====== EXERCISE MATERIALS ======
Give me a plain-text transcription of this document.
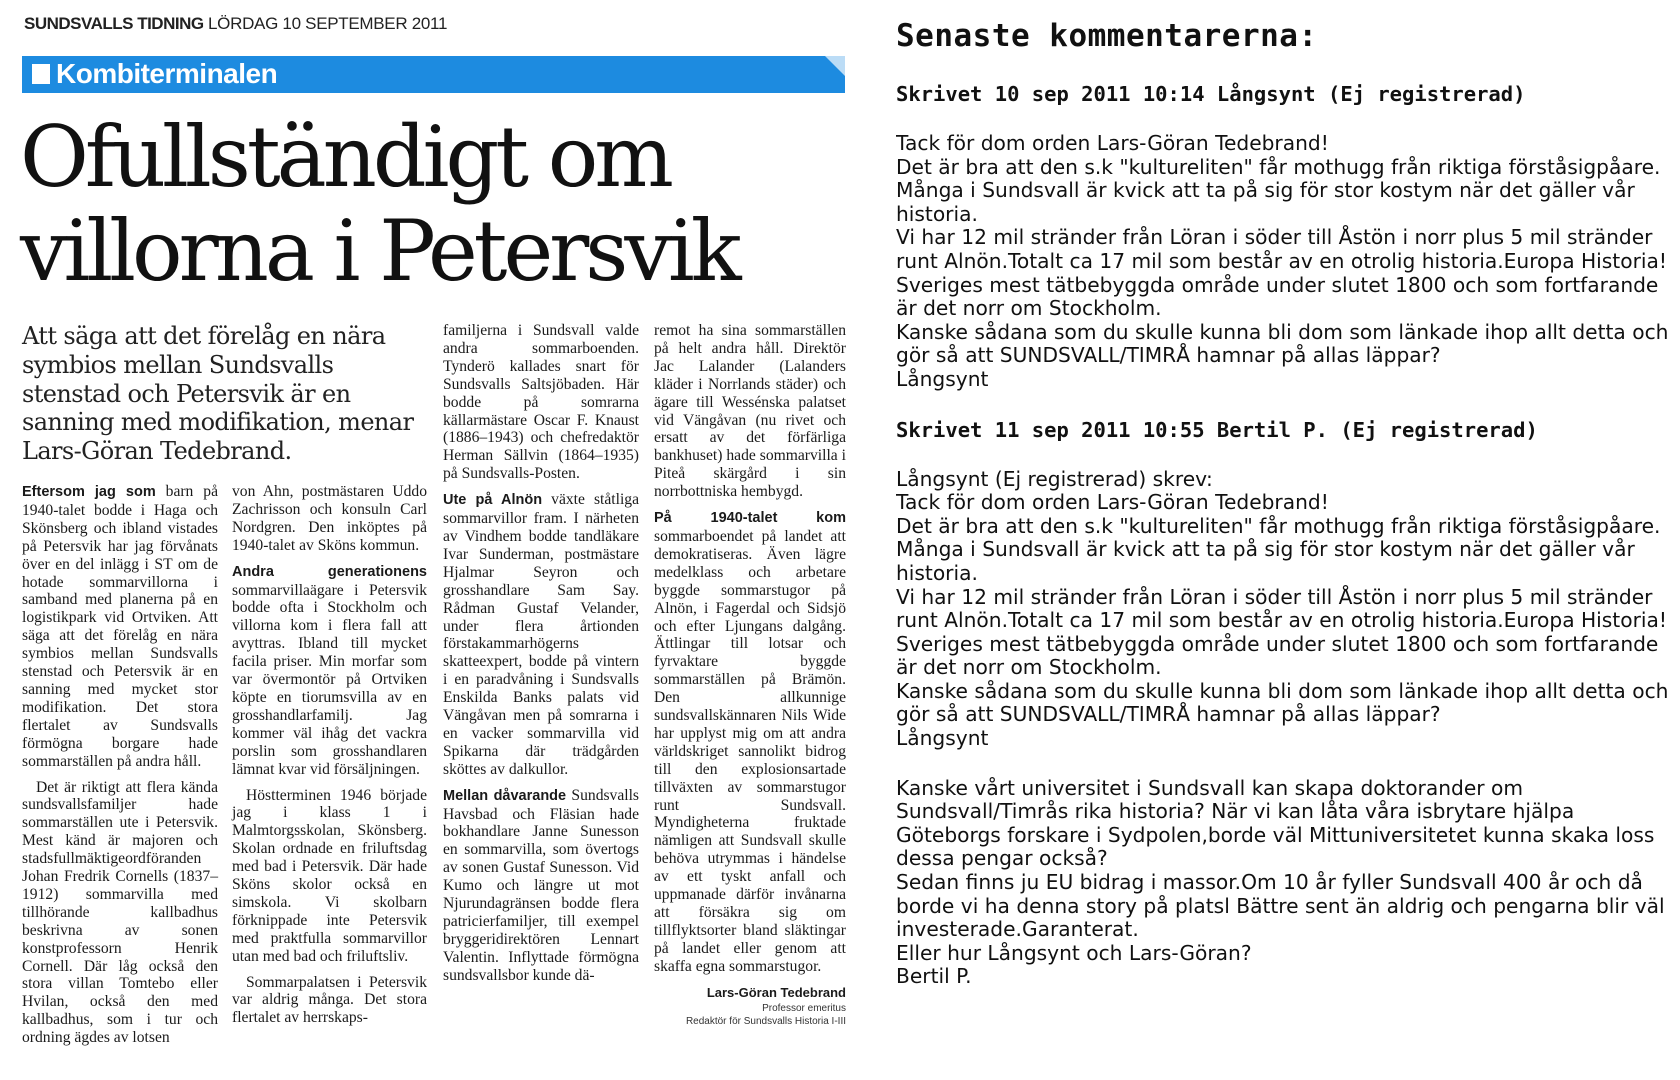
SUNDSVALLS TIDNING LÖRDAG 10 SEPTEMBER 2011
Kombiterminalen
Ofullständigt om villorna i Petersvik
Att säga att det förelåg en nära symbios mellan Sundsvalls stenstad och Petersvik är en sanning med modifikation, menar Lars-Göran Tedebrand.

Eftersom jag som barn på 1940-talet bodde i Haga och Skönsberg och ibland vistades på Petersvik har jag förvånats över en del inlägg i ST om de hotade sommarvillorna i samband med planerna på en logistikpark vid Ortviken. Att säga att det förelåg en nära symbios mellan Sundsvalls stenstad och Petersvik är en sanning med mycket stor modifikation. Det stora flertalet av Sundsvalls förmögna borgare hade sommarställen på andra håll.

Det är riktigt att flera kända sundsvallsfamiljer hade sommarställen ute i Petersvik. Mest känd är majoren och stadsfullmäktigeordföranden Johan Fredrik Cornells (1837–1912) sommarvilla med tillhörande kallbadhus beskrivna av sonen konstprofessorn Henrik Cornell. Där låg också den stora villan Tomtebo eller Hvilan, också den med kallbadhus, som i tur och ordning ägdes av lotsen

von Ahn, postmästaren Uddo Zachrisson och konsuln Carl Nordgren. Den inköptes på 1940-talet av Sköns kommun.

Andra generationens sommarvillaägare i Petersvik bodde ofta i Stockholm och villorna kom i flera fall att avyttras. Ibland till mycket facila priser. Min morfar som var övermontör på Ortviken köpte en tiorumsvilla av en grosshandlarfamilj. Jag kommer väl ihåg det vackra porslin som grosshandlaren lämnat kvar vid försäljningen.

Höstterminen 1946 började jag i klass 1 i Malmtorgsskolan, Skönsberg. Skolan ordnade en friluftsdag med bad i Petersvik. Där hade Sköns skolor också en simskola. Vi skolbarn förknippade inte Petersvik med praktfulla sommarvillor utan med bad och friluftsliv.

Sommarpalatsen i Petersvik var aldrig många. Det stora flertalet av herrskaps-

familjerna i Sundsvall valde andra sommarboenden. Tynderö kallades snart för Sundsvalls Saltsjöbaden. Här bodde på somrarna källarmästare Oscar F. Knaust (1886–1943) och chefredaktör Herman Sällvin (1864–1935) på Sundsvalls-Posten.

Ute på Alnön växte ståtliga sommarvillor fram. I närheten av Vindhem bodde tandläkare Ivar Sunderman, postmästare Hjalmar Seyron och grosshandlare Sam Say. Rådman Gustaf Velander, under flera årtionden förstakammarhögerns skatteexpert, bodde på vintern i en paradvåning i Sundsvalls Enskilda Banks palats vid Vängåvan men på somrarna i en vacker sommarvilla vid Spikarna där trädgården sköttes av dalkullor.

Mellan dåvarande Sundsvalls Havsbad och Fläsian hade bokhandlare Janne Sunesson en sommarvilla, som övertogs av sonen Gustaf Sunesson. Vid Kumo och längre ut mot Njurundagränsen bodde flera patricierfamiljer, till exempel bryggeridirektören Lennart Valentin. Inflyttade förmögna sundsvallsbor kunde dä-

remot ha sina sommarställen på helt andra håll. Direktör Jac Lalander (Lalanders kläder i Norrlands städer) och ägare till Wessénska palatset vid Vängåvan (nu rivet och ersatt av det förfärliga bankhuset) hade sommarvilla i Piteå skärgård i sin norrbottniska hembygd.

På 1940-talet kom sommarboendet på landet att demokratiseras. Även lägre medelklass och arbetare byggde sommarstugor på Alnön, i Fagerdal och Sidsjö och efter Ljungans dalgång. Ättlingar till lotsar och fyrvaktare byggde sommarställen på Brämön. Den allkunnige sundsvallskännaren Nils Wide har upplyst mig om att andra världskriget sannolikt bidrog till den explosionsartade tillväxten av sommarstugor runt Sundsvall. Myndigheterna fruktade nämligen att Sundsvall skulle behöva utrymmas i händelse av ett tyskt anfall och uppmanade därför invånarna att försäkra sig om tillflyktsorter bland släktingar på landet eller genom att skaffa egna sommarstugor.

Lars-Göran Tedebrand
Professor emeritus
Redaktör för Sundsvalls Historia I-III
Senaste kommentarerna:
Skrivet 10 sep 2011 10:14 Långsynt (Ej registrerad)
Tack för dom orden Lars-Göran Tedebrand!
Det är bra att den s.k "kultureliten" får mothugg från riktiga förståsigpåare.
Många i Sundsvall är kvick att ta på sig för stor kostym när det gäller vår historia.
Vi har 12 mil stränder från Löran i söder till Åstön i norr plus 5 mil stränder runt Alnön.Totalt ca 17 mil som består av en otrolig historia.Europa Historia!
Sveriges mest tätbebyggda område under slutet 1800 och som fortfarande är det norr om Stockholm.
Kanske sådana som du skulle kunna bli dom som länkade ihop allt detta och gör så att SUNDSVALL/TIMRÅ hamnar på allas läppar?
Långsynt
Skrivet 11 sep 2011 10:55 Bertil P. (Ej registrerad)
Långsynt (Ej registrerad) skrev:
Tack för dom orden Lars-Göran Tedebrand!
Det är bra att den s.k "kultureliten" får mothugg från riktiga förståsigpåare.
Många i Sundsvall är kvick att ta på sig för stor kostym när det gäller vår historia.
Vi har 12 mil stränder från Löran i söder till Åstön i norr plus 5 mil stränder runt Alnön.Totalt ca 17 mil som består av en otrolig historia.Europa Historia!
Sveriges mest tätbebyggda område under slutet 1800 och som fortfarande är det norr om Stockholm.
Kanske sådana som du skulle kunna bli dom som länkade ihop allt detta och gör så att SUNDSVALL/TIMRÅ hamnar på allas läppar?
Långsynt
Kanske vårt universitet i Sundsvall kan skapa doktorander om Sundsvall/Timrås rika historia? När vi kan låta våra isbrytare hjälpa Göteborgs forskare i Sydpolen,borde väl Mittuniversitetet kunna skaka loss dessa pengar också?
Sedan finns ju EU bidrag i massor.Om 10 år fyller Sundsvall 400 år och då borde vi ha denna story på platsl Bättre sent än aldrig och pengarna blir väl investerade.Garanterat.
Eller hur Långsynt och Lars-Göran?
Bertil P.
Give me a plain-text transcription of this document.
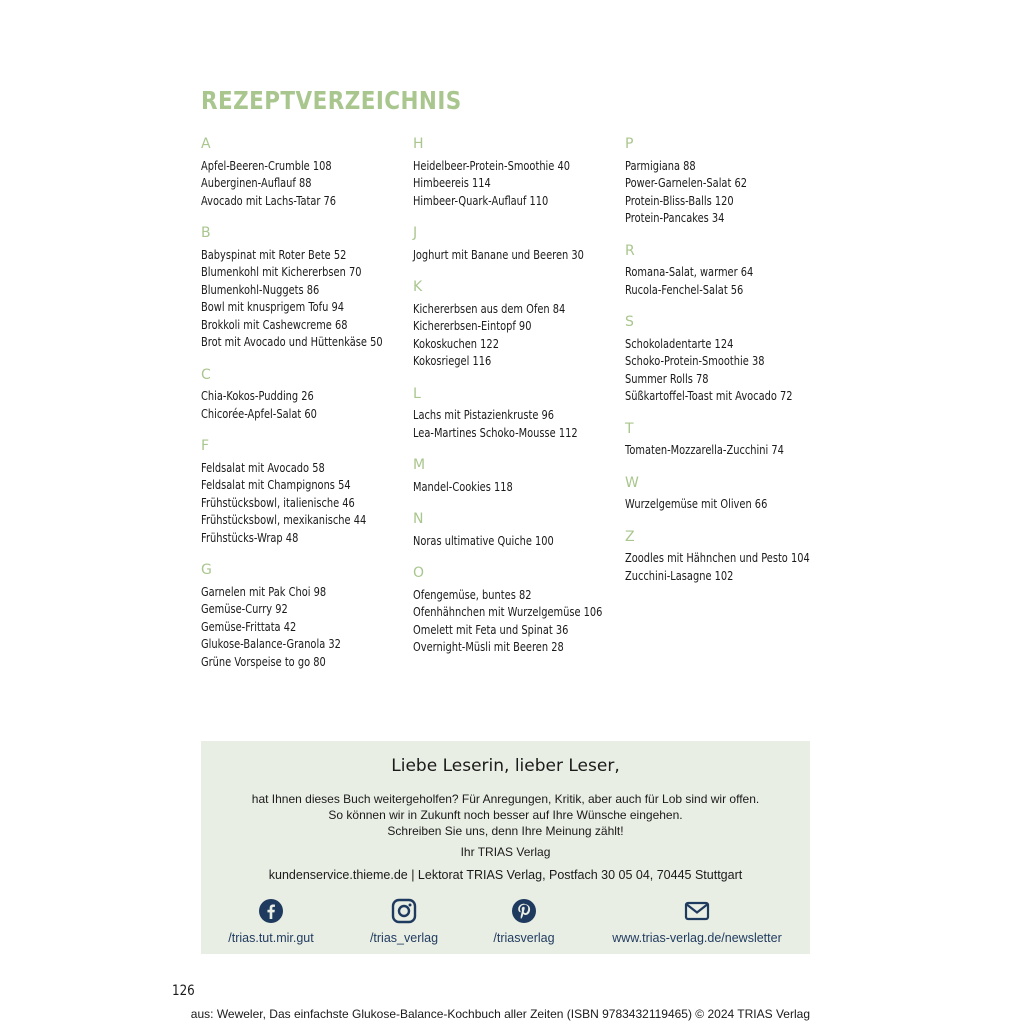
REZEPTVERZEICHNIS
A
Apfel-Beeren-Crumble 108
Auberginen-Auflauf 88
Avocado mit Lachs-Tatar 76
B
Babyspinat mit Roter Bete 52
Blumenkohl mit Kichererbsen 70
Blumenkohl-Nuggets 86
Bowl mit knusprigem Tofu 94
Brokkoli mit Cashewcreme 68
Brot mit Avocado und Hüttenkäse 50
C
Chia-Kokos-Pudding 26
Chicorée-Apfel-Salat 60
F
Feldsalat mit Avocado 58
Feldsalat mit Champignons 54
Frühstücksbowl, italienische 46
Frühstücksbowl, mexikanische 44
Frühstücks-Wrap 48
G
Garnelen mit Pak Choi 98
Gemüse-Curry 92
Gemüse-Frittata 42
Glukose-Balance-Granola 32
Grüne Vorspeise to go 80
H
Heidelbeer-Protein-Smoothie 40
Himbeereis 114
Himbeer-Quark-Auflauf 110
J
Joghurt mit Banane und Beeren 30
K
Kichererbsen aus dem Ofen 84
Kichererbsen-Eintopf 90
Kokoskuchen 122
Kokosriegel 116
L
Lachs mit Pistazienkruste 96
Lea-Martines Schoko-Mousse 112
M
Mandel-Cookies 118
N
Noras ultimative Quiche 100
O
Ofengemüse, buntes 82
Ofenhähnchen mit Wurzelgemüse 106
Omelett mit Feta und Spinat 36
Overnight-Müsli mit Beeren 28
P
Parmigiana 88
Power-Garnelen-Salat 62
Protein-Bliss-Balls 120
Protein-Pancakes 34
R
Romana-Salat, warmer 64
Rucola-Fenchel-Salat 56
S
Schokoladentarte 124
Schoko-Protein-Smoothie 38
Summer Rolls 78
Süßkartoffel-Toast mit Avocado 72
T
Tomaten-Mozzarella-Zucchini 74
W
Wurzelgemüse mit Oliven 66
Z
Zoodles mit Hähnchen und Pesto 104
Zucchini-Lasagne 102
Liebe Leserin, lieber Leser,
hat Ihnen dieses Buch weitergeholfen? Für Anregungen, Kritik, aber auch für Lob sind wir offen.
So können wir in Zukunft noch besser auf Ihre Wünsche eingehen.
Schreiben Sie uns, denn Ihre Meinung zählt!
Ihr TRIAS Verlag
kundenservice.thieme.de | Lektorat TRIAS Verlag, Postfach 30 05 04, 70445 Stuttgart
/trias.tut.mir.gut	/trias_verlag	/triasverlag	www.trias-verlag.de/newsletter
126
aus: Weweler, Das einfachste Glukose-Balance-Kochbuch aller Zeiten (ISBN 9783432119465) © 2024 TRIAS Verlag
======
EXERCISE =>
Please show every line of the records that holds the word "Blumenkohl".

SOLUTION TO THIS PROBLEM =>
Blumenkohl mit Kichererbsen 70
Blumenkohl-Nuggets 86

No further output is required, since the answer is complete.